Records contained in a dataset
★ ★ ★ ★
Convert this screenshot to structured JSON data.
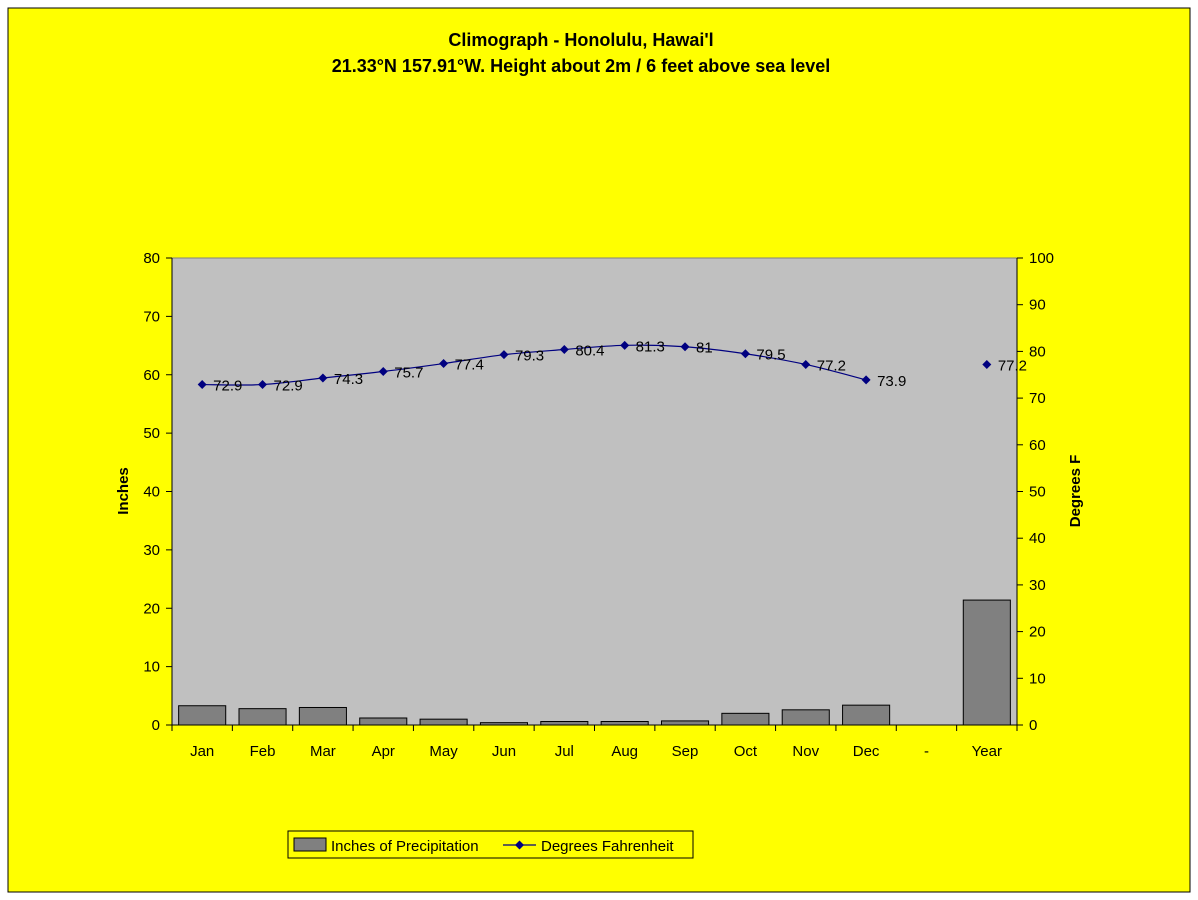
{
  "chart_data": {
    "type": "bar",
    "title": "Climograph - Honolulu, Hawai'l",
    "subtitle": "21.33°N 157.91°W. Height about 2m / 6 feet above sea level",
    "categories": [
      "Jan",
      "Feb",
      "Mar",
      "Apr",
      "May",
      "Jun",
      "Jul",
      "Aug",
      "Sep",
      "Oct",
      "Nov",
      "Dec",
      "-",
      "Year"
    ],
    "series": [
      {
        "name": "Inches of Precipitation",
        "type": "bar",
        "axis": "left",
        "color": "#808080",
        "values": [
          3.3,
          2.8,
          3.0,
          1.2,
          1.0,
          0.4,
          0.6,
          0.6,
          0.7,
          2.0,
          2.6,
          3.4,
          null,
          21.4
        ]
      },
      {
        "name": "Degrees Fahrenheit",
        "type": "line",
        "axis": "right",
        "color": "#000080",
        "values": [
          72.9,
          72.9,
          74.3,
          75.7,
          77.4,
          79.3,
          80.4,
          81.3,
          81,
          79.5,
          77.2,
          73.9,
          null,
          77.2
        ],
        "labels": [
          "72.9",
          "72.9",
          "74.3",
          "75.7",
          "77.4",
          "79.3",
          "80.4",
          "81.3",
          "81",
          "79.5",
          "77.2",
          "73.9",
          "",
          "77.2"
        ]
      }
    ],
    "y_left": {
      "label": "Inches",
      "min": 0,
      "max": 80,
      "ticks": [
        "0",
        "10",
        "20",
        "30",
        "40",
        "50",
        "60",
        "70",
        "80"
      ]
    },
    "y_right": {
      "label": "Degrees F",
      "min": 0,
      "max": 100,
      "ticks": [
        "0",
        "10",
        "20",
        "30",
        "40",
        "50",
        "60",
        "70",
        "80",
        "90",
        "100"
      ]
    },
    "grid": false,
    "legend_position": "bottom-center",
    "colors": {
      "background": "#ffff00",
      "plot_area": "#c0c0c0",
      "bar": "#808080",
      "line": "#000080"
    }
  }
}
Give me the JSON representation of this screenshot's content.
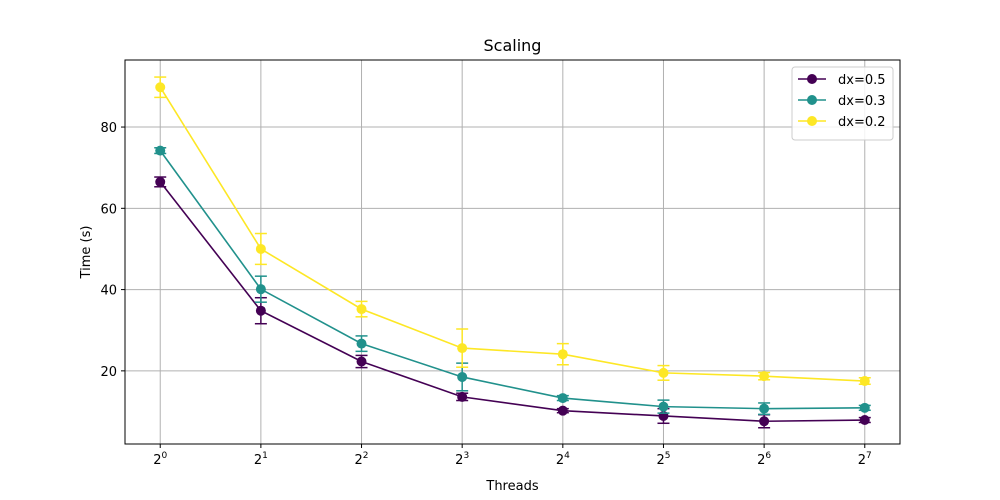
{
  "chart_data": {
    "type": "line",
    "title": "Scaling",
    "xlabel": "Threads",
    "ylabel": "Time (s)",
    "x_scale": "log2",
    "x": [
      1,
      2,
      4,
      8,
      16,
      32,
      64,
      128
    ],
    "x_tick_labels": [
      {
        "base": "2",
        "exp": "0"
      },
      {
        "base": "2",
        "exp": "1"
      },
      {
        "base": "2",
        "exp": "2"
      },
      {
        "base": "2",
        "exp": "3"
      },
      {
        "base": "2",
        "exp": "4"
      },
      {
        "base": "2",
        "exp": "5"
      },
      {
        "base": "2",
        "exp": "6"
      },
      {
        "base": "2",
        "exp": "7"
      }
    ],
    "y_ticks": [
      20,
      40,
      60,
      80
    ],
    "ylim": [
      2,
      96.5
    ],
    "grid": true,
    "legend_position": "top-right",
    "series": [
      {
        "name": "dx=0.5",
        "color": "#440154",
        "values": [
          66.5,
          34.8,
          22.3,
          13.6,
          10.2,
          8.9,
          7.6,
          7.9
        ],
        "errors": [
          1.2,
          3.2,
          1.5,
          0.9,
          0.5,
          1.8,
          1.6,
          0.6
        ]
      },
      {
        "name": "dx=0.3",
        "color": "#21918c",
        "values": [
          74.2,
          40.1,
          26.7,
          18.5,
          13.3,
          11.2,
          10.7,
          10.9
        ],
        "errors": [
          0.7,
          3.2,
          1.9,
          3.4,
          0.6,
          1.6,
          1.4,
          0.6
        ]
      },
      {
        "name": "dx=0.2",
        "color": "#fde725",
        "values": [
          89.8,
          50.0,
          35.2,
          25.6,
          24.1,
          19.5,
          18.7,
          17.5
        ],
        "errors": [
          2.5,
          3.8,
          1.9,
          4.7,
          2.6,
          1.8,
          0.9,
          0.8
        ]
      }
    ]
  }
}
★ ★ ★ ★
=== Required task ===
Quote exactly, and only, the lines from the line containing "Give me the" through the final line of the records above, both included, omitting any pictures.

=== Written answer ===
Give me the JSON representation of this screenshot's content.
{
  "chart_data": {
    "type": "line",
    "title": "Scaling",
    "xlabel": "Threads",
    "ylabel": "Time (s)",
    "x_scale": "log2",
    "x": [
      1,
      2,
      4,
      8,
      16,
      32,
      64,
      128
    ],
    "x_tick_labels": [
      {
        "base": "2",
        "exp": "0"
      },
      {
        "base": "2",
        "exp": "1"
      },
      {
        "base": "2",
        "exp": "2"
      },
      {
        "base": "2",
        "exp": "3"
      },
      {
        "base": "2",
        "exp": "4"
      },
      {
        "base": "2",
        "exp": "5"
      },
      {
        "base": "2",
        "exp": "6"
      },
      {
        "base": "2",
        "exp": "7"
      }
    ],
    "y_ticks": [
      20,
      40,
      60,
      80
    ],
    "ylim": [
      2,
      96.5
    ],
    "grid": true,
    "legend_position": "top-right",
    "series": [
      {
        "name": "dx=0.5",
        "color": "#440154",
        "values": [
          66.5,
          34.8,
          22.3,
          13.6,
          10.2,
          8.9,
          7.6,
          7.9
        ],
        "errors": [
          1.2,
          3.2,
          1.5,
          0.9,
          0.5,
          1.8,
          1.6,
          0.6
        ]
      },
      {
        "name": "dx=0.3",
        "color": "#21918c",
        "values": [
          74.2,
          40.1,
          26.7,
          18.5,
          13.3,
          11.2,
          10.7,
          10.9
        ],
        "errors": [
          0.7,
          3.2,
          1.9,
          3.4,
          0.6,
          1.6,
          1.4,
          0.6
        ]
      },
      {
        "name": "dx=0.2",
        "color": "#fde725",
        "values": [
          89.8,
          50.0,
          35.2,
          25.6,
          24.1,
          19.5,
          18.7,
          17.5
        ],
        "errors": [
          2.5,
          3.8,
          1.9,
          4.7,
          2.6,
          1.8,
          0.9,
          0.8
        ]
      }
    ]
  }
}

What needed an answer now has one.